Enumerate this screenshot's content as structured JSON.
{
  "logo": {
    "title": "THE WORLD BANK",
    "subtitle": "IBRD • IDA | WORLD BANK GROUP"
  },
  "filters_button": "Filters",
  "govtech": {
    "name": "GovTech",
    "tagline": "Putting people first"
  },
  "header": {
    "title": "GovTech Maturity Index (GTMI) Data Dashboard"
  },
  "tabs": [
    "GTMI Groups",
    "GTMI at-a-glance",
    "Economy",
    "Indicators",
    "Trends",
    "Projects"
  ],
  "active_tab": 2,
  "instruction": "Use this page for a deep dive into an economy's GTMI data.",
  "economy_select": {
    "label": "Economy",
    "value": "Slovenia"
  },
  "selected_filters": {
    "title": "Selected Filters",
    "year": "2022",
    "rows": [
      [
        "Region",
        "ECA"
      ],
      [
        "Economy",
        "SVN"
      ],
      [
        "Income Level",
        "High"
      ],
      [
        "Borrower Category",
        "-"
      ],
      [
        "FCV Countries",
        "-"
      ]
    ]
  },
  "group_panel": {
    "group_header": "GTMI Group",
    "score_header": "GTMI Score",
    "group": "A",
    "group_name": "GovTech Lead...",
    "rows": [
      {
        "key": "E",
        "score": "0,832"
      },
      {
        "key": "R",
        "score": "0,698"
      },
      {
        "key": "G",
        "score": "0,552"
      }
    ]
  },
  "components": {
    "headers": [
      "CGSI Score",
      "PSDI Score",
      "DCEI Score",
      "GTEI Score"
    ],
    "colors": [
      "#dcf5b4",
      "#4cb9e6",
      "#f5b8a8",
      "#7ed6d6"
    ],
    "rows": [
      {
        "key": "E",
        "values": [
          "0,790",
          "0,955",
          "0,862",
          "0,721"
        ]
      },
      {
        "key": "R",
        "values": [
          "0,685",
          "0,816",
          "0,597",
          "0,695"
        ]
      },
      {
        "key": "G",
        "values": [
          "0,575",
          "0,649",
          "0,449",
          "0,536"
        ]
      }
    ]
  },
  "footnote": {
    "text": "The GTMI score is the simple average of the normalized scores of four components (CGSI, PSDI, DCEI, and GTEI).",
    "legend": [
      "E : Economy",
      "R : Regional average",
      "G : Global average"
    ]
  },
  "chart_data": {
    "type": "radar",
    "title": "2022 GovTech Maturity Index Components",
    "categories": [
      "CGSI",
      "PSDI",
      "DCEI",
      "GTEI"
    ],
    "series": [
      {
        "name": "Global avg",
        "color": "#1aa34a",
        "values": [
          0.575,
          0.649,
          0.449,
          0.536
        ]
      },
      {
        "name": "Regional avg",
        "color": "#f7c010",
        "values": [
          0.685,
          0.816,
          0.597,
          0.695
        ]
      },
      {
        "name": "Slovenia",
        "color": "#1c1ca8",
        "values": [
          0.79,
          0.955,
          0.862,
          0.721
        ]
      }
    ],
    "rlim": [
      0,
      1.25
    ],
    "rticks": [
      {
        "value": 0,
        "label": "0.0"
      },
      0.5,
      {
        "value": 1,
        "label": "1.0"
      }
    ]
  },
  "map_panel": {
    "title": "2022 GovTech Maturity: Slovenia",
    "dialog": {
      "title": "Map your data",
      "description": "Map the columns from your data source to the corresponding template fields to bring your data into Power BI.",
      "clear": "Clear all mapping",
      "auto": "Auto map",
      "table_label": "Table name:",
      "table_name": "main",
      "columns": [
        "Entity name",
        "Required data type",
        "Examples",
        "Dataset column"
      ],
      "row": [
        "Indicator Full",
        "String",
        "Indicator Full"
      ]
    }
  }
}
==============================
GIVEN REQUEST
From the listing above, reproduce all the lines exactly.

RESULT OF THE EXERCISE
Enumerate this screenshot's content as structured JSON.
{
  "logo": {
    "title": "THE WORLD BANK",
    "subtitle": "IBRD • IDA | WORLD BANK GROUP"
  },
  "filters_button": "Filters",
  "govtech": {
    "name": "GovTech",
    "tagline": "Putting people first"
  },
  "header": {
    "title": "GovTech Maturity Index (GTMI) Data Dashboard"
  },
  "tabs": [
    "GTMI Groups",
    "GTMI at-a-glance",
    "Economy",
    "Indicators",
    "Trends",
    "Projects"
  ],
  "active_tab": 2,
  "instruction": "Use this page for a deep dive into an economy's GTMI data.",
  "economy_select": {
    "label": "Economy",
    "value": "Slovenia"
  },
  "selected_filters": {
    "title": "Selected Filters",
    "year": "2022",
    "rows": [
      [
        "Region",
        "ECA"
      ],
      [
        "Economy",
        "SVN"
      ],
      [
        "Income Level",
        "High"
      ],
      [
        "Borrower Category",
        "-"
      ],
      [
        "FCV Countries",
        "-"
      ]
    ]
  },
  "group_panel": {
    "group_header": "GTMI Group",
    "score_header": "GTMI Score",
    "group": "A",
    "group_name": "GovTech Lead...",
    "rows": [
      {
        "key": "E",
        "score": "0,832"
      },
      {
        "key": "R",
        "score": "0,698"
      },
      {
        "key": "G",
        "score": "0,552"
      }
    ]
  },
  "components": {
    "headers": [
      "CGSI Score",
      "PSDI Score",
      "DCEI Score",
      "GTEI Score"
    ],
    "colors": [
      "#dcf5b4",
      "#4cb9e6",
      "#f5b8a8",
      "#7ed6d6"
    ],
    "rows": [
      {
        "key": "E",
        "values": [
          "0,790",
          "0,955",
          "0,862",
          "0,721"
        ]
      },
      {
        "key": "R",
        "values": [
          "0,685",
          "0,816",
          "0,597",
          "0,695"
        ]
      },
      {
        "key": "G",
        "values": [
          "0,575",
          "0,649",
          "0,449",
          "0,536"
        ]
      }
    ]
  },
  "footnote": {
    "text": "The GTMI score is the simple average of the normalized scores of four components (CGSI, PSDI, DCEI, and GTEI).",
    "legend": [
      "E : Economy",
      "R : Regional average",
      "G : Global average"
    ]
  },
  "chart_data": {
    "type": "radar",
    "title": "2022 GovTech Maturity Index Components",
    "categories": [
      "CGSI",
      "PSDI",
      "DCEI",
      "GTEI"
    ],
    "series": [
      {
        "name": "Global avg",
        "color": "#1aa34a",
        "values": [
          0.575,
          0.649,
          0.449,
          0.536
        ]
      },
      {
        "name": "Regional avg",
        "color": "#f7c010",
        "values": [
          0.685,
          0.816,
          0.597,
          0.695
        ]
      },
      {
        "name": "Slovenia",
        "color": "#1c1ca8",
        "values": [
          0.79,
          0.955,
          0.862,
          0.721
        ]
      }
    ],
    "rlim": [
      0,
      1.25
    ],
    "rticks": [
      {
        "value": 0,
        "label": "0.0"
      },
      0.5,
      {
        "value": 1,
        "label": "1.0"
      }
    ]
  },
  "map_panel": {
    "title": "2022 GovTech Maturity: Slovenia",
    "dialog": {
      "title": "Map your data",
      "description": "Map the columns from your data source to the corresponding template fields to bring your data into Power BI.",
      "clear": "Clear all mapping",
      "auto": "Auto map",
      "table_label": "Table name:",
      "table_name": "main",
      "columns": [
        "Entity name",
        "Required data type",
        "Examples",
        "Dataset column"
      ],
      "row": [
        "Indicator Full",
        "String",
        "Indicator Full"
      ]
    }
  }
}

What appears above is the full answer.